_Prompt_.
Below are some entries. Copy each line that holds the string "تزيد".

* Start *

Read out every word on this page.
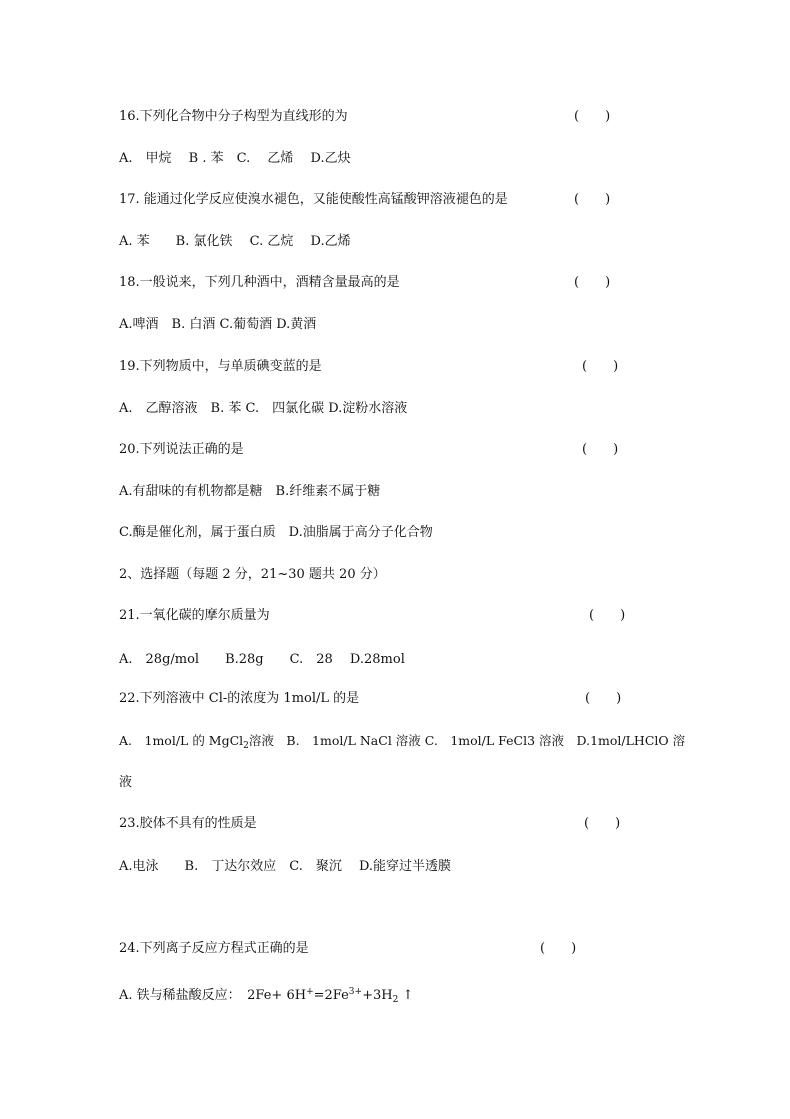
16.下列化合物中分子构型为直线形的为	(　　)
A.　甲烷　 B . 苯　C.　 乙烯　 D.乙炔
17. 能通过化学反应使溴水褪色，又能使酸性高锰酸钾溶液褪色的是	(　　)
A. 苯　　B. 氯化铁　 C. 乙烷　 D.乙烯
18.一般说来，下列几种酒中，酒精含量最高的是	(　　)
A.啤酒　B. 白酒 C.葡萄酒 D.黄酒
19.下列物质中，与单质碘变蓝的是	(　　)
A.　乙醇溶液　B. 苯 C.　四氯化碳 D.淀粉水溶液
20.下列说法正确的是	(　　)
A.有甜味的有机物都是糖　B.纤维素不属于糖
C.酶是催化剂，属于蛋白质　D.油脂属于高分子化合物
2、选择题（每题 2 分，21~30 题共 20 分）
21.一氧化碳的摩尔质量为	(　　)
A.　28g/mol　　B.28g　　C.　28　 D.28mol
22.下列溶液中 Cl-的浓度为 1mol/L 的是	(　　)
A.　1mol/L 的 MgCl$_2$溶液　B.　1mol/L NaCl 溶液 C.　1mol/L FeCl3 溶液　D.1mol/LHClO 溶
液
23.胶体不具有的性质是	(　　)
A.电泳　　B.　丁达尔效应　C.　聚沉　 D.能穿过半透膜
24.下列离子反应方程式正确的是	(　　)
A. 铁与稀盐酸反应：　$2Fe+ 6H^+=2Fe^{3+}+3H_2$ ↑
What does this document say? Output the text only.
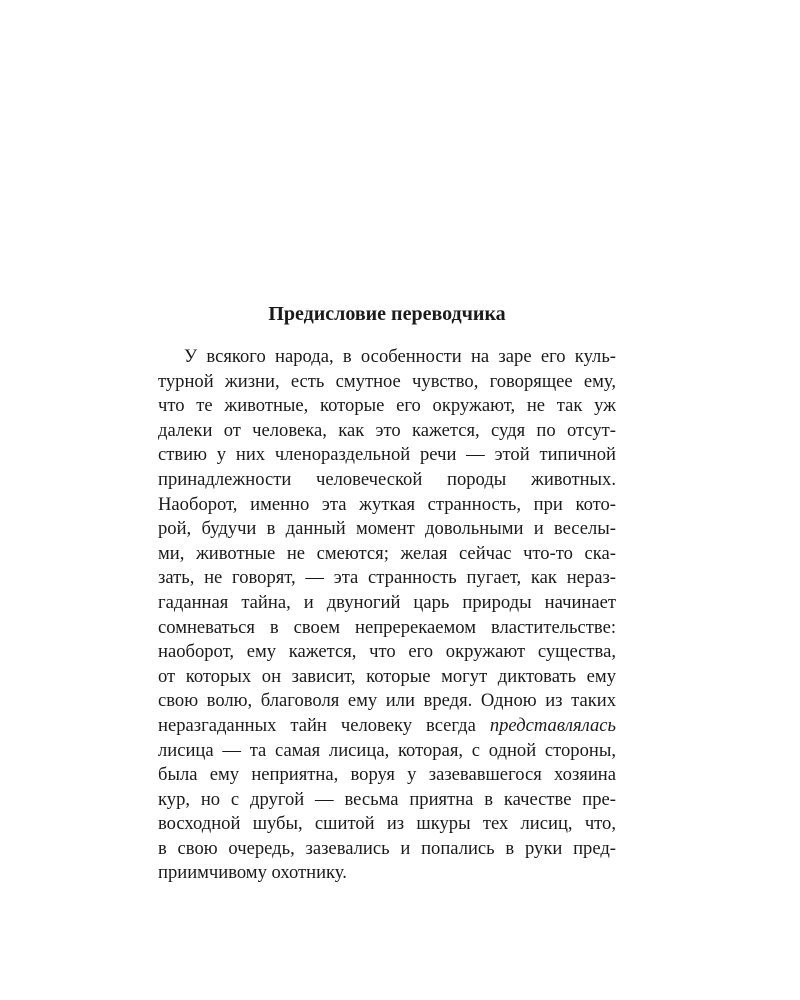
Предисловие переводчика
У всякого народа, в особенности на заре его куль-
турной жизни, есть смутное чувство, говорящее ему,
что те животные, которые его окружают, не так уж
далеки от человека, как это кажется, судя по отсут-
ствию у них членораздельной речи — этой типичной
принадлежности человеческой породы животных.
Наоборот, именно эта жуткая странность, при кото-
рой, будучи в данный момент довольными и веселы-
ми, животные не смеются; желая сейчас что-то ска-
зать, не говорят, — эта странность пугает, как нераз-
гаданная тайна, и двуногий царь природы начинает
сомневаться в своем непререкаемом властительстве:
наоборот, ему кажется, что его окружают существа,
от которых он зависит, которые могут диктовать ему
свою волю, благоволя ему или вредя. Одною из таких
неразгаданных тайн человеку всегда представлялась
лисица — та самая лисица, которая, с одной стороны,
была ему неприятна, воруя у зазевавшегося хозяина
кур, но с другой — весьма приятна в качестве пре-
восходной шубы, сшитой из шкуры тех лисиц, что,
в свою очередь, зазевались и попались в руки пред-
приимчивому охотнику.
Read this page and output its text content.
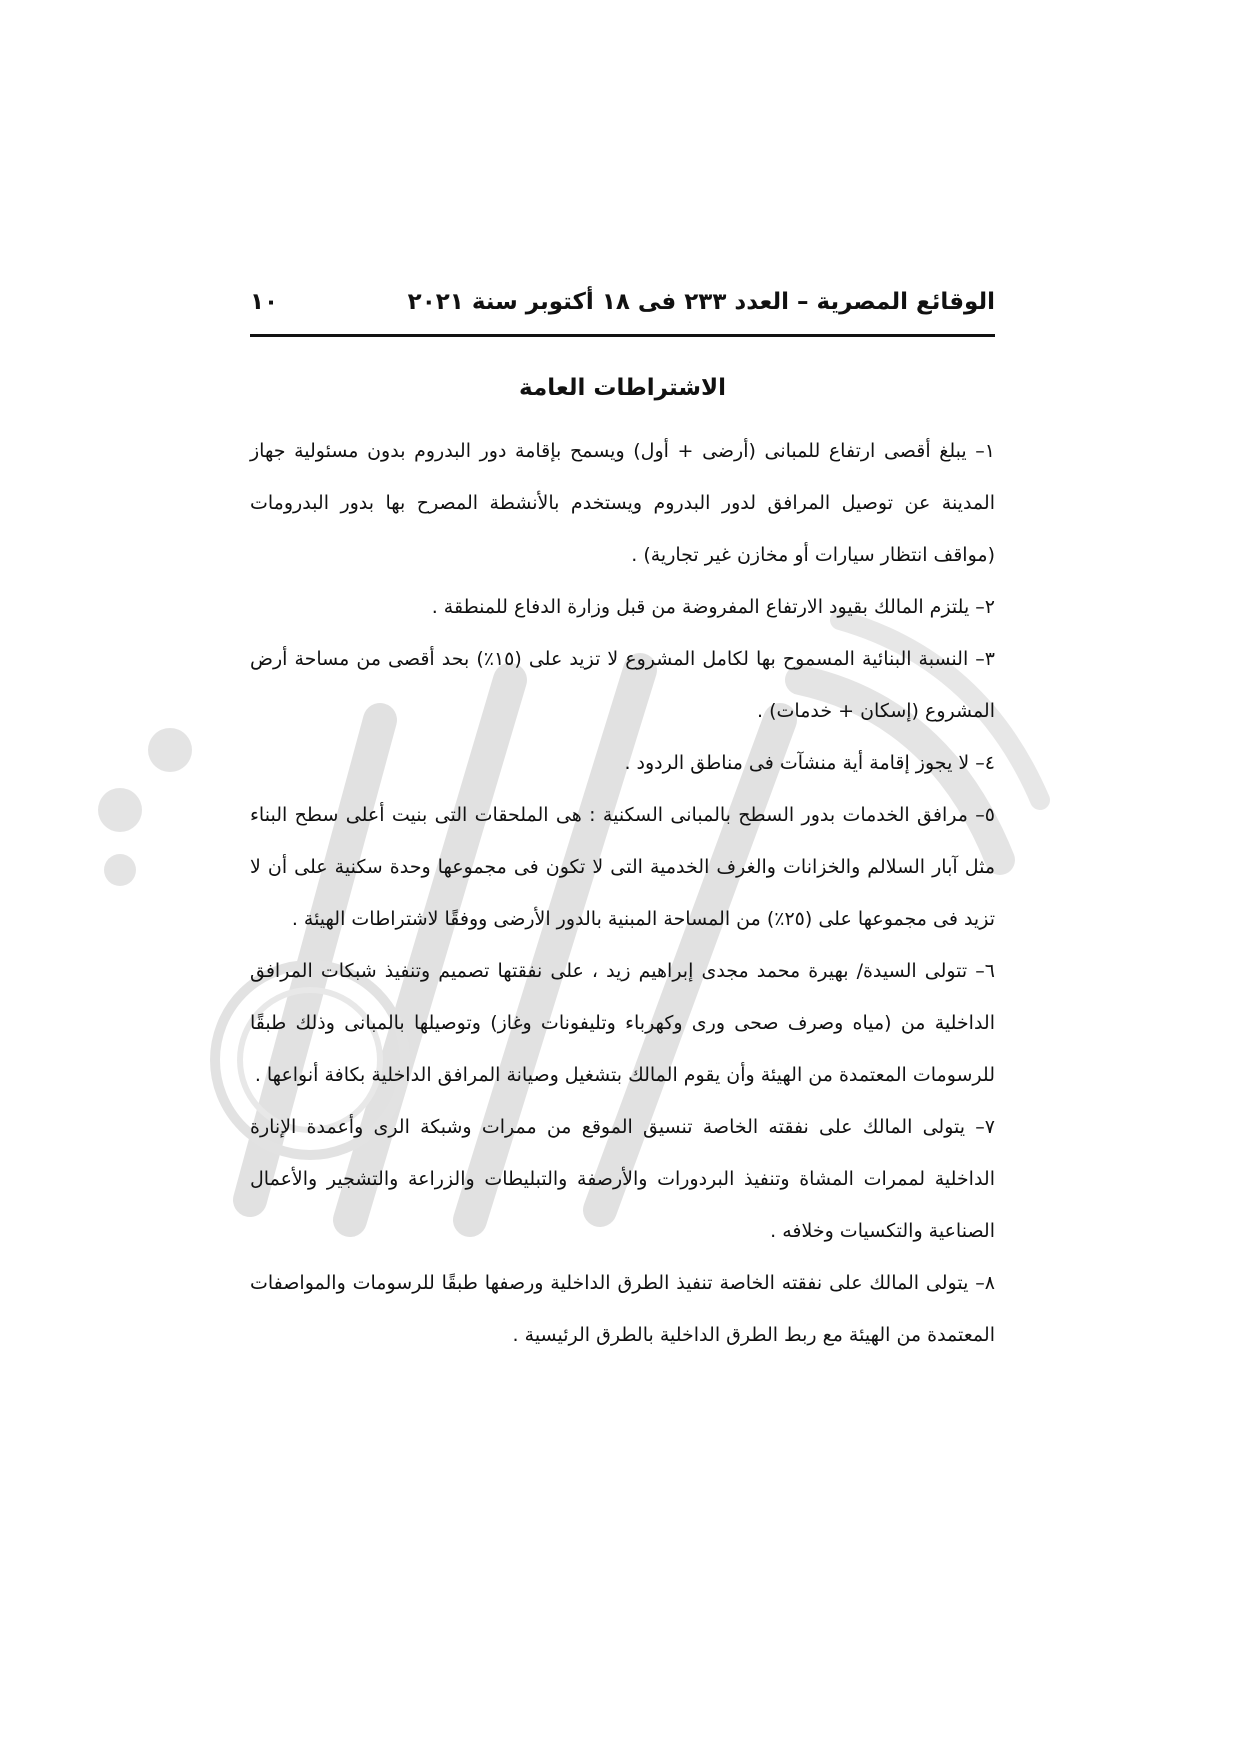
الوقائع المصرية – العدد ٢٣٣ فى ١٨ أكتوبر سنة ٢٠٢١
١٠
الاشتراطات العامة

١– يبلغ أقصى ارتفاع للمبانى (أرضى + أول) ويسمح بإقامة دور البدروم بدون مسئولية جهاز المدينة عن توصيل المرافق لدور البدروم ويستخدم بالأنشطة المصرح بها بدور البدرومات (مواقف انتظار سيارات أو مخازن غير تجارية) .

٢– يلتزم المالك بقيود الارتفاع المفروضة من قبل وزارة الدفاع للمنطقة .

٣– النسبة البنائية المسموح بها لكامل المشروع لا تزيد على (١٥٪) بحد أقصى من مساحة أرض المشروع (إسكان + خدمات) .

٤– لا يجوز إقامة أية منشآت فى مناطق الردود .

٥– مرافق الخدمات بدور السطح بالمبانى السكنية : هى الملحقات التى بنيت أعلى سطح البناء مثل آبار السلالم والخزانات والغرف الخدمية التى لا تكون فى مجموعها وحدة سكنية على أن لا تزيد فى مجموعها على (٢٥٪) من المساحة المبنية بالدور الأرضى ووفقًا لاشتراطات الهيئة .

٦– تتولى السيدة/ بهيرة محمد مجدى إبراهيم زيد ، على نفقتها تصميم وتنفيذ شبكات المرافق الداخلية من (مياه وصرف صحى ورى وكهرباء وتليفونات وغاز) وتوصيلها بالمبانى وذلك طبقًا للرسومات المعتمدة من الهيئة وأن يقوم المالك بتشغيل وصيانة المرافق الداخلية بكافة أنواعها .

٧– يتولى المالك على نفقته الخاصة تنسيق الموقع من ممرات وشبكة الرى وأعمدة الإنارة الداخلية لممرات المشاة وتنفيذ البردورات والأرصفة والتبليطات والزراعة والتشجير والأعمال الصناعية والتكسيات وخلافه .

٨– يتولى المالك على نفقته الخاصة تنفيذ الطرق الداخلية ورصفها طبقًا للرسومات والمواصفات المعتمدة من الهيئة مع ربط الطرق الداخلية بالطرق الرئيسية .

* End *

_Response to the task_.
٣– النسبة البنائية المسموح بها لكامل المشروع لا تزيد على (١٥٪) بحد أقصى من مساحة أرض المشروع (إسكان + خدمات) .
٥– مرافق الخدمات بدور السطح بالمبانى السكنية : هى الملحقات التى بنيت أعلى سطح البناء مثل آبار السلالم والخزانات والغرف الخدمية التى لا تكون فى مجموعها وحدة سكنية على أن لا تزيد فى مجموعها على (٢٥٪) من المساحة المبنية بالدور الأرضى ووفقًا لاشتراطات الهيئة .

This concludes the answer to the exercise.